** start of Material provided **

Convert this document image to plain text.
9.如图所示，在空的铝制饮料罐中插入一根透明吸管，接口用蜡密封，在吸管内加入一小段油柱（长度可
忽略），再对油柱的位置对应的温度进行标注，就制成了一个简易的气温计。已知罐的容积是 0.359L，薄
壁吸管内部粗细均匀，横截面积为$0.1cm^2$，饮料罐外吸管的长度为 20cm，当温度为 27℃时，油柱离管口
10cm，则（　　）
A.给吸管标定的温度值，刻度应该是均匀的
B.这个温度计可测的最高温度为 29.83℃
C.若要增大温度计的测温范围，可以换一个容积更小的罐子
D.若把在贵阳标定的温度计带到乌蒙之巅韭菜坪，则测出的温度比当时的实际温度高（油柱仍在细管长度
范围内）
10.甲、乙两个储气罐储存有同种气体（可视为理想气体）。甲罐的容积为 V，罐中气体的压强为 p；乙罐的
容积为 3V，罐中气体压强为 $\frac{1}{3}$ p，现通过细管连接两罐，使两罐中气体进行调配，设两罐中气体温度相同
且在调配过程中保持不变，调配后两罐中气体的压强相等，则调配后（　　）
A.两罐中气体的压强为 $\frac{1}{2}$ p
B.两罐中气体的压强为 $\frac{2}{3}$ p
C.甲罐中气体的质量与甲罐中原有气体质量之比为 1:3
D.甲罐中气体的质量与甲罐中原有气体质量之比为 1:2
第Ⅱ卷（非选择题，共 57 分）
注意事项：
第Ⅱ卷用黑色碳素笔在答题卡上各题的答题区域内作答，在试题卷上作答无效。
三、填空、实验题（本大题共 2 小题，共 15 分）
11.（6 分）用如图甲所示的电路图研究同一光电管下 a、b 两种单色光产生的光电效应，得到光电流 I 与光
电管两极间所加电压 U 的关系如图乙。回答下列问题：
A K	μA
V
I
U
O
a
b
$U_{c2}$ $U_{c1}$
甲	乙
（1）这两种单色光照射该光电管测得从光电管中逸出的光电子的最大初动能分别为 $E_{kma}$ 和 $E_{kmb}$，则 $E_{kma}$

** end of Material provided **

> **Task description**
Provide an exact reproduction of all the entries shown above.

> **Full answer**
Convert this document image to plain text.
9.如图所示，在空的铝制饮料罐中插入一根透明吸管，接口用蜡密封，在吸管内加入一小段油柱（长度可
忽略），再对油柱的位置对应的温度进行标注，就制成了一个简易的气温计。已知罐的容积是 0.359L，薄
壁吸管内部粗细均匀，横截面积为$0.1cm^2$，饮料罐外吸管的长度为 20cm，当温度为 27℃时，油柱离管口
10cm，则（　　）
A.给吸管标定的温度值，刻度应该是均匀的
B.这个温度计可测的最高温度为 29.83℃
C.若要增大温度计的测温范围，可以换一个容积更小的罐子
D.若把在贵阳标定的温度计带到乌蒙之巅韭菜坪，则测出的温度比当时的实际温度高（油柱仍在细管长度
范围内）
10.甲、乙两个储气罐储存有同种气体（可视为理想气体）。甲罐的容积为 V，罐中气体的压强为 p；乙罐的
容积为 3V，罐中气体压强为 $\frac{1}{3}$ p，现通过细管连接两罐，使两罐中气体进行调配，设两罐中气体温度相同
且在调配过程中保持不变，调配后两罐中气体的压强相等，则调配后（　　）
A.两罐中气体的压强为 $\frac{1}{2}$ p
B.两罐中气体的压强为 $\frac{2}{3}$ p
C.甲罐中气体的质量与甲罐中原有气体质量之比为 1:3
D.甲罐中气体的质量与甲罐中原有气体质量之比为 1:2
第Ⅱ卷（非选择题，共 57 分）
注意事项：
第Ⅱ卷用黑色碳素笔在答题卡上各题的答题区域内作答，在试题卷上作答无效。
三、填空、实验题（本大题共 2 小题，共 15 分）
11.（6 分）用如图甲所示的电路图研究同一光电管下 a、b 两种单色光产生的光电效应，得到光电流 I 与光
电管两极间所加电压 U 的关系如图乙。回答下列问题：
A K	μA
V
I
U
O
a
b
$U_{c2}$ $U_{c1}$
甲	乙
（1）这两种单色光照射该光电管测得从光电管中逸出的光电子的最大初动能分别为 $E_{kma}$ 和 $E_{kmb}$，则 $E_{kma}$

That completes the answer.